#### [WRITTEN EXERCISE]
Your task is to repeat, word for word, the line containing "Read out every word on this page." and all lines that follow it to the end of the material, and no other lines.

# # # # #

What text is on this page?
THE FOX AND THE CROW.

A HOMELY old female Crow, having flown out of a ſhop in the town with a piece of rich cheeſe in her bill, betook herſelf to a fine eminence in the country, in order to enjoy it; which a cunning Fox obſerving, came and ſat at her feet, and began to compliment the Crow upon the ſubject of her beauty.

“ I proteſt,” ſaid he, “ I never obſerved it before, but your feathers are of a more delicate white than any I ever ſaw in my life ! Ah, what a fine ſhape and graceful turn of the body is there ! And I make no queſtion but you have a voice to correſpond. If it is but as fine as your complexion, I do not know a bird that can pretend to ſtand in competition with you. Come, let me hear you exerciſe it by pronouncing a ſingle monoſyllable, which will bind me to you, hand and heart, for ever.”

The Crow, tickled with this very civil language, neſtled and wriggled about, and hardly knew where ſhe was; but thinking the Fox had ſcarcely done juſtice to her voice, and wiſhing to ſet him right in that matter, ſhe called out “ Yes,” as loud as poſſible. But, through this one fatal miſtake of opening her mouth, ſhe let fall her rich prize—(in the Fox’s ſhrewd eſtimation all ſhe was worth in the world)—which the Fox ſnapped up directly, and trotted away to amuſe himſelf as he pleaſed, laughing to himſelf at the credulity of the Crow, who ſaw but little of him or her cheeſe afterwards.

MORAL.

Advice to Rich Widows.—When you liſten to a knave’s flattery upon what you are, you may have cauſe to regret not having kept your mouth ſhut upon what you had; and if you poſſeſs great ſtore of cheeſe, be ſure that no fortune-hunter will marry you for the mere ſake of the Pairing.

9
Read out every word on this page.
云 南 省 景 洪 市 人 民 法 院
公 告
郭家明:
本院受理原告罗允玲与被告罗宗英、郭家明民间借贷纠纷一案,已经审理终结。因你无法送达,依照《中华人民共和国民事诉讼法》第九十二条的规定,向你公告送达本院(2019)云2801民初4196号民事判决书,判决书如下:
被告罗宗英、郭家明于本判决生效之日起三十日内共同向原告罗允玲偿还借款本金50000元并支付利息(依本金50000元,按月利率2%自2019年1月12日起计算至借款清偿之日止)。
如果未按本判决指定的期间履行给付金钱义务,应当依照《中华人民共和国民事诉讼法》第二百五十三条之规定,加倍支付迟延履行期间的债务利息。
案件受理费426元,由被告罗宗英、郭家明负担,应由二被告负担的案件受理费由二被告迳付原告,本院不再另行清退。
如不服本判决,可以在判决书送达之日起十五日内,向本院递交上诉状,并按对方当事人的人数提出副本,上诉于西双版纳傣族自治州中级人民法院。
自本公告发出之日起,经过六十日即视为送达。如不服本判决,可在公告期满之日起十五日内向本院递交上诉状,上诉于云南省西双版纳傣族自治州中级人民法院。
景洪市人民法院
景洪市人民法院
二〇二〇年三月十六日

# # # # #

#### [EXERCISE ANSWER]
Read out every word on this page.
云 南 省 景 洪 市 人 民 法 院
公 告
郭家明:
本院受理原告罗允玲与被告罗宗英、郭家明民间借贷纠纷一案,已经审理终结。因你无法送达,依照《中华人民共和国民事诉讼法》第九十二条的规定,向你公告送达本院(2019)云2801民初4196号民事判决书,判决书如下:
被告罗宗英、郭家明于本判决生效之日起三十日内共同向原告罗允玲偿还借款本金50000元并支付利息(依本金50000元,按月利率2%自2019年1月12日起计算至借款清偿之日止)。
如果未按本判决指定的期间履行给付金钱义务,应当依照《中华人民共和国民事诉讼法》第二百五十三条之规定,加倍支付迟延履行期间的债务利息。
案件受理费426元,由被告罗宗英、郭家明负担,应由二被告负担的案件受理费由二被告迳付原告,本院不再另行清退。
如不服本判决,可以在判决书送达之日起十五日内,向本院递交上诉状,并按对方当事人的人数提出副本,上诉于西双版纳傣族自治州中级人民法院。
自本公告发出之日起,经过六十日即视为送达。如不服本判决,可在公告期满之日起十五日内向本院递交上诉状,上诉于云南省西双版纳傣族自治州中级人民法院。
景洪市人民法院
景洪市人民法院
二〇二〇年三月十六日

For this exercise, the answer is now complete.